- Objective
Could you change "interactable" to "clickable" throughout the items below and write out their lines again with nothing else altered and the pictures left out?

- Task material
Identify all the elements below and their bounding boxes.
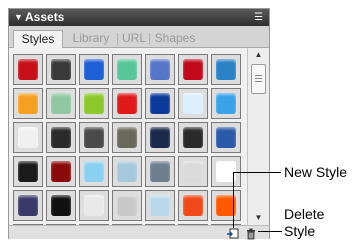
new-style-callout-line <box>233 172 281 173</box>
style-swatch-preview <box>51 59 71 80</box>
style-swatch[interactable] <box>13 122 43 153</box>
style-swatch-preview <box>216 127 236 148</box>
style-swatch[interactable] <box>112 88 142 119</box>
style-swatch-preview <box>150 195 170 216</box>
style-swatch[interactable] <box>211 122 241 153</box>
vertical-scrollbar[interactable]: ▲ ▼ <box>247 48 269 225</box>
style-swatch[interactable] <box>211 54 241 85</box>
style-swatch-preview <box>18 93 38 114</box>
style-swatch[interactable] <box>112 122 142 153</box>
style-swatch[interactable] <box>145 190 175 221</box>
tab-divider <box>149 33 150 45</box>
style-swatch[interactable] <box>46 88 76 119</box>
style-swatch-preview <box>18 59 38 80</box>
style-swatch-preview <box>117 195 137 216</box>
style-swatch-preview <box>150 59 170 80</box>
style-swatch-preview <box>51 93 71 114</box>
style-swatch-preview <box>150 161 170 182</box>
style-swatch-preview <box>183 195 203 216</box>
tab-shapes[interactable]: Shapes <box>151 30 199 48</box>
panel-footer <box>9 225 269 240</box>
style-swatch-preview <box>117 161 137 182</box>
style-swatch-preview <box>84 59 104 80</box>
tab-library[interactable]: Library <box>65 30 117 48</box>
style-swatch[interactable] <box>211 190 241 221</box>
new-style-icon[interactable] <box>226 227 240 240</box>
style-swatch[interactable] <box>178 88 208 119</box>
style-swatch[interactable] <box>178 156 208 187</box>
style-swatch-preview <box>18 161 38 182</box>
style-swatch[interactable] <box>46 54 76 85</box>
assets-panel: ▼ Assets ☰ Styles Library URL Shapes ▲ ▼ <box>8 8 270 240</box>
style-swatch[interactable] <box>211 88 241 119</box>
panel-titlebar[interactable]: ▼ Assets ☰ <box>9 9 269 26</box>
style-swatch[interactable] <box>13 54 43 85</box>
style-swatch-preview <box>18 195 38 216</box>
style-swatch-preview <box>183 161 203 182</box>
style-swatch[interactable] <box>46 156 76 187</box>
tab-divider <box>117 33 118 45</box>
style-swatch[interactable] <box>112 54 142 85</box>
panel-title: Assets <box>25 10 65 24</box>
style-swatch-preview <box>183 127 203 148</box>
style-swatch-preview <box>18 127 38 148</box>
style-swatch[interactable] <box>145 88 175 119</box>
new-style-callout-label: New Style <box>284 164 348 180</box>
style-swatch[interactable] <box>46 190 76 221</box>
style-swatch[interactable] <box>79 156 109 187</box>
style-swatch-preview <box>183 93 203 114</box>
scroll-thumb[interactable] <box>251 64 266 94</box>
style-swatch[interactable] <box>145 156 175 187</box>
style-swatch-preview <box>84 161 104 182</box>
style-swatch-preview <box>216 59 236 80</box>
style-swatch-preview <box>51 195 71 216</box>
style-swatch-preview <box>150 93 170 114</box>
style-swatch[interactable] <box>145 122 175 153</box>
style-swatch[interactable] <box>112 190 142 221</box>
style-swatch[interactable] <box>13 156 43 187</box>
style-swatch-preview <box>117 93 137 114</box>
style-swatch[interactable] <box>79 54 109 85</box>
style-swatch-preview <box>51 127 71 148</box>
style-swatch-preview <box>117 127 137 148</box>
style-swatch[interactable] <box>145 54 175 85</box>
trash-icon[interactable] <box>245 227 259 240</box>
styles-grid <box>9 48 247 225</box>
style-swatch-preview <box>183 59 203 80</box>
style-swatch[interactable] <box>79 88 109 119</box>
style-swatch-preview <box>150 127 170 148</box>
tab-bar: Styles Library URL Shapes <box>9 26 269 48</box>
style-swatch[interactable] <box>178 54 208 85</box>
style-swatch-preview <box>84 195 104 216</box>
collapse-arrow-icon[interactable]: ▼ <box>14 9 23 26</box>
scroll-down-icon[interactable]: ▼ <box>248 211 269 225</box>
style-swatch-preview <box>117 59 137 80</box>
tab-styles[interactable]: Styles <box>13 30 63 48</box>
style-swatch-preview <box>84 93 104 114</box>
delete-style-callout-label-1: Delete <box>284 206 325 222</box>
style-swatch[interactable] <box>178 190 208 221</box>
style-swatch-preview <box>84 127 104 148</box>
scroll-up-icon[interactable]: ▲ <box>248 48 269 62</box>
style-swatch[interactable] <box>13 190 43 221</box>
style-swatch[interactable] <box>46 122 76 153</box>
style-swatch[interactable] <box>112 156 142 187</box>
panel-menu-icon[interactable]: ☰ <box>254 9 263 26</box>
style-swatch[interactable] <box>79 122 109 153</box>
tab-url[interactable]: URL <box>119 30 149 48</box>
style-swatch-preview <box>51 161 71 182</box>
style-swatch[interactable] <box>13 88 43 119</box>
style-swatch[interactable] <box>79 190 109 221</box>
delete-style-callout-label-2: Style <box>284 223 316 239</box>
new-style-callout-leader <box>233 172 234 228</box>
delete-style-callout-line <box>258 231 282 232</box>
style-swatch-preview <box>216 93 236 114</box>
style-swatch[interactable] <box>178 122 208 153</box>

- Answer to the problem
Identify all the elements below and their bounding boxes.
new-style-callout-line <box>233 172 281 173</box>
style-swatch-preview <box>51 59 71 80</box>
style-swatch[clickable] <box>13 122 43 153</box>
style-swatch-preview <box>216 127 236 148</box>
style-swatch[clickable] <box>112 88 142 119</box>
style-swatch-preview <box>150 195 170 216</box>
style-swatch[clickable] <box>211 122 241 153</box>
vertical-scrollbar[clickable]: ▲ ▼ <box>247 48 269 225</box>
style-swatch[clickable] <box>211 54 241 85</box>
style-swatch-preview <box>18 93 38 114</box>
style-swatch[clickable] <box>112 122 142 153</box>
style-swatch[clickable] <box>145 190 175 221</box>
tab-divider <box>149 33 150 45</box>
style-swatch[clickable] <box>46 88 76 119</box>
style-swatch-preview <box>18 59 38 80</box>
style-swatch-preview <box>117 195 137 216</box>
style-swatch-preview <box>150 59 170 80</box>
style-swatch-preview <box>51 93 71 114</box>
style-swatch-preview <box>150 161 170 182</box>
style-swatch-preview <box>183 195 203 216</box>
tab-shapes[clickable]: Shapes <box>151 30 199 48</box>
panel-footer <box>9 225 269 240</box>
style-swatch-preview <box>117 161 137 182</box>
style-swatch-preview <box>84 59 104 80</box>
tab-library[clickable]: Library <box>65 30 117 48</box>
style-swatch[clickable] <box>211 190 241 221</box>
new-style-icon[clickable] <box>226 227 240 240</box>
style-swatch[clickable] <box>178 88 208 119</box>
style-swatch[clickable] <box>178 156 208 187</box>
style-swatch-preview <box>18 161 38 182</box>
style-swatch[clickable] <box>46 54 76 85</box>
assets-panel: ▼ Assets ☰ Styles Library URL Shapes ▲ ▼ <box>8 8 270 240</box>
style-swatch[clickable] <box>211 88 241 119</box>
panel-titlebar[clickable]: ▼ Assets ☰ <box>9 9 269 26</box>
style-swatch[clickable] <box>13 54 43 85</box>
style-swatch-preview <box>18 195 38 216</box>
style-swatch-preview <box>183 161 203 182</box>
style-swatch[clickable] <box>46 156 76 187</box>
tab-divider <box>117 33 118 45</box>
style-swatch[clickable] <box>112 54 142 85</box>
panel-title: Assets <box>25 10 65 24</box>
style-swatch-preview <box>183 127 203 148</box>
style-swatch-preview <box>18 127 38 148</box>
style-swatch[clickable] <box>145 88 175 119</box>
new-style-callout-label: New Style <box>284 164 348 180</box>
style-swatch[clickable] <box>46 190 76 221</box>
style-swatch[clickable] <box>79 156 109 187</box>
style-swatch-preview <box>183 93 203 114</box>
scroll-thumb[clickable] <box>251 64 266 94</box>
style-swatch[clickable] <box>145 156 175 187</box>
style-swatch-preview <box>84 161 104 182</box>
style-swatch-preview <box>216 59 236 80</box>
style-swatch-preview <box>51 195 71 216</box>
style-swatch-preview <box>150 93 170 114</box>
style-swatch[clickable] <box>145 122 175 153</box>
style-swatch[clickable] <box>112 190 142 221</box>
style-swatch[clickable] <box>13 156 43 187</box>
style-swatch-preview <box>117 93 137 114</box>
style-swatch[clickable] <box>79 54 109 85</box>
style-swatch-preview <box>51 127 71 148</box>
style-swatch-preview <box>117 127 137 148</box>
style-swatch[clickable] <box>145 54 175 85</box>
trash-icon[clickable] <box>245 227 259 240</box>
styles-grid <box>9 48 247 225</box>
style-swatch-preview <box>183 59 203 80</box>
style-swatch[clickable] <box>79 88 109 119</box>
style-swatch-preview <box>150 127 170 148</box>
tab-bar: Styles Library URL Shapes <box>9 26 269 48</box>
style-swatch[clickable] <box>178 54 208 85</box>
style-swatch-preview <box>84 195 104 216</box>
collapse-arrow-icon[clickable]: ▼ <box>14 9 23 26</box>
scroll-down-icon[clickable]: ▼ <box>248 211 269 225</box>
style-swatch-preview <box>117 59 137 80</box>
tab-styles[clickable]: Styles <box>13 30 63 48</box>
style-swatch-preview <box>84 93 104 114</box>
delete-style-callout-label-1: Delete <box>284 206 325 222</box>
style-swatch[clickable] <box>178 190 208 221</box>
style-swatch-preview <box>84 127 104 148</box>
scroll-up-icon[clickable]: ▲ <box>248 48 269 62</box>
style-swatch[clickable] <box>13 190 43 221</box>
style-swatch[clickable] <box>46 122 76 153</box>
style-swatch[clickable] <box>112 156 142 187</box>
panel-menu-icon[clickable]: ☰ <box>254 9 263 26</box>
style-swatch[clickable] <box>79 122 109 153</box>
tab-url[clickable]: URL <box>119 30 149 48</box>
style-swatch-preview <box>51 161 71 182</box>
style-swatch[clickable] <box>13 88 43 119</box>
style-swatch[clickable] <box>79 190 109 221</box>
delete-style-callout-label-2: Style <box>284 223 316 239</box>
new-style-callout-leader <box>233 172 234 228</box>
delete-style-callout-line <box>258 231 282 232</box>
style-swatch-preview <box>216 93 236 114</box>
style-swatch[clickable] <box>178 122 208 153</box>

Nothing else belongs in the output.